### RECORDED DATA

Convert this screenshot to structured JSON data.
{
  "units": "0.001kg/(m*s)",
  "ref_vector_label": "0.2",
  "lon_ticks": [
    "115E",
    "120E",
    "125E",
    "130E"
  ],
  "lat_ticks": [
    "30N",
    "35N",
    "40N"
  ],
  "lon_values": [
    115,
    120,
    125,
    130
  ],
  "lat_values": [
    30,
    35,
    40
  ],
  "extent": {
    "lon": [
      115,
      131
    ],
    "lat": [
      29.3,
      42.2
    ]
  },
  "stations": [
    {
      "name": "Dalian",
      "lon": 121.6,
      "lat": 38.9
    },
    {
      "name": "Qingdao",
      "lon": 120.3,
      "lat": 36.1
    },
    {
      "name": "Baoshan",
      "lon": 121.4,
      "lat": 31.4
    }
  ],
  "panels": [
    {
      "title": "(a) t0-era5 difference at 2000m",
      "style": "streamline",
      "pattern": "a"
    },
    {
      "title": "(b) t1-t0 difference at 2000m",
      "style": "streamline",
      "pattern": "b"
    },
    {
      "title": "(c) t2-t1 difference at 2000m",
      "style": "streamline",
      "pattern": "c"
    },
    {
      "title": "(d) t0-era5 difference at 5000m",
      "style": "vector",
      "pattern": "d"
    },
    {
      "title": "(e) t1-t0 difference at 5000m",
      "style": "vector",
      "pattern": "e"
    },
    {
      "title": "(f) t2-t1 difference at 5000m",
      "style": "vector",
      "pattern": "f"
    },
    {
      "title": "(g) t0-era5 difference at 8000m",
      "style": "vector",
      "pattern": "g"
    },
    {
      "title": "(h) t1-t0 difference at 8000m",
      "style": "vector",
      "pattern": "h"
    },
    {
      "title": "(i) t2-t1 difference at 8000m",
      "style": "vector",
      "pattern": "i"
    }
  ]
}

### GIVEN REQUEST
Identify every line above with the string "name" in it. Copy those lines.

### OUTPUT BELOW
      "name": "Dalian",
      "name": "Qingdao",
      "name": "Baoshan",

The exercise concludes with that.